__PROMPT__: Within the records below, find each line that holds the string "JSON", then copy it.

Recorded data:

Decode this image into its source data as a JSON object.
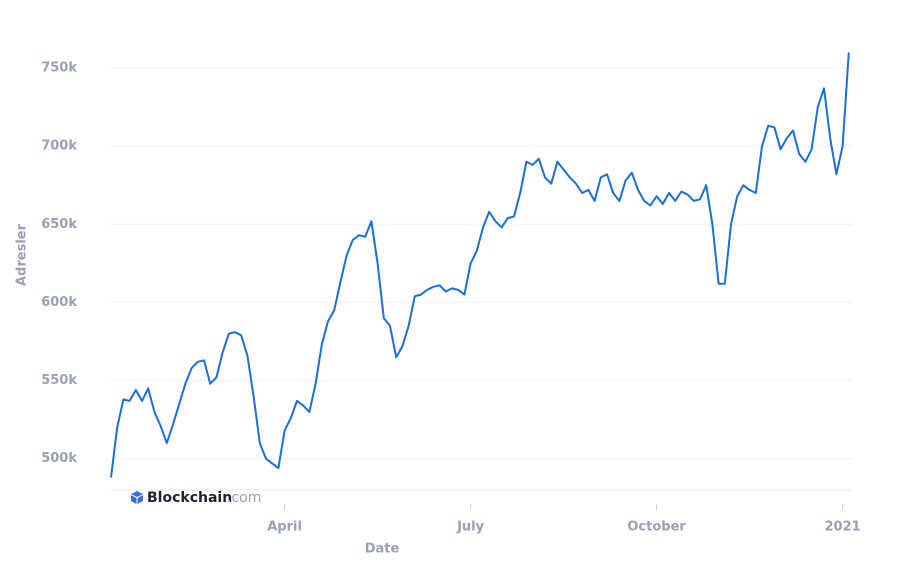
{
  "chart_data": {
    "type": "line",
    "y_label": "Adresler",
    "x_label": "Date",
    "watermark": {
      "brand": "Blockchain",
      "suffix": ".com"
    },
    "color": "#1a6fd8",
    "grid": true,
    "ylim": [
      480000,
      782000
    ],
    "yticks": [
      {
        "value": 500000,
        "label": "500k"
      },
      {
        "value": 550000,
        "label": "550k"
      },
      {
        "value": 600000,
        "label": "600k"
      },
      {
        "value": 650000,
        "label": "650k"
      },
      {
        "value": 700000,
        "label": "700k"
      },
      {
        "value": 750000,
        "label": "750k"
      }
    ],
    "categories": [
      null,
      null,
      null,
      null,
      null,
      null,
      null,
      null,
      null,
      null,
      null,
      null,
      null,
      null,
      null,
      null,
      null,
      null,
      null,
      null,
      null,
      null,
      null,
      null,
      null,
      null,
      null,
      null,
      "April",
      null,
      null,
      null,
      null,
      null,
      null,
      null,
      null,
      null,
      null,
      null,
      null,
      null,
      null,
      null,
      null,
      null,
      null,
      null,
      null,
      null,
      null,
      null,
      null,
      null,
      null,
      null,
      null,
      null,
      "July",
      null,
      null,
      null,
      null,
      null,
      null,
      null,
      null,
      null,
      null,
      null,
      null,
      null,
      null,
      null,
      null,
      null,
      null,
      null,
      null,
      null,
      null,
      null,
      null,
      null,
      null,
      null,
      null,
      null,
      "October",
      null,
      null,
      null,
      null,
      null,
      null,
      null,
      null,
      null,
      null,
      null,
      null,
      null,
      null,
      null,
      null,
      null,
      null,
      null,
      null,
      null,
      null,
      null,
      null,
      null,
      null,
      null,
      null,
      null,
      "2021",
      null
    ],
    "values": [
      488000,
      520000,
      538000,
      537000,
      544000,
      537000,
      545000,
      530000,
      521000,
      510000,
      522000,
      535000,
      548000,
      558000,
      562000,
      563000,
      548000,
      552000,
      568000,
      580000,
      581000,
      579000,
      566000,
      540000,
      510000,
      500000,
      497000,
      494000,
      518000,
      526000,
      537000,
      534000,
      530000,
      548000,
      573000,
      588000,
      595000,
      613000,
      630000,
      640000,
      643000,
      642000,
      652000,
      625000,
      590000,
      585000,
      565000,
      572000,
      585000,
      604000,
      605000,
      608000,
      610000,
      611000,
      607000,
      609000,
      608000,
      605000,
      625000,
      633000,
      648000,
      658000,
      652000,
      648000,
      654000,
      655000,
      670000,
      690000,
      688000,
      692000,
      680000,
      676000,
      690000,
      685000,
      680000,
      676000,
      670000,
      672000,
      665000,
      680000,
      682000,
      670000,
      665000,
      678000,
      683000,
      672000,
      665000,
      662000,
      668000,
      663000,
      670000,
      665000,
      671000,
      669000,
      665000,
      666000,
      675000,
      650000,
      612000,
      612000,
      650000,
      668000,
      675000,
      672000,
      670000,
      700000,
      713000,
      712000,
      698000,
      705000,
      710000,
      695000,
      690000,
      698000,
      725000,
      737000,
      705000,
      682000,
      700000,
      760000
    ]
  }
}
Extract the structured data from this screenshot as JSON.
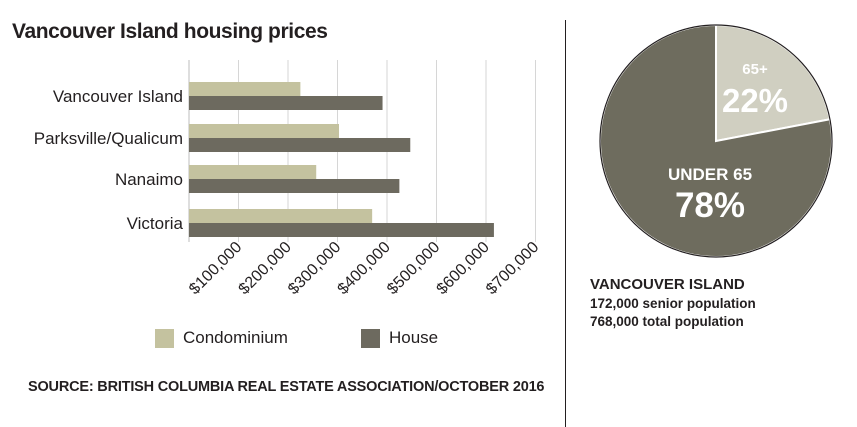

__EXERCISE ANSWER__:
Decode this image into its source data as a JSON object.
Extract the structured data from this screenshot as JSON.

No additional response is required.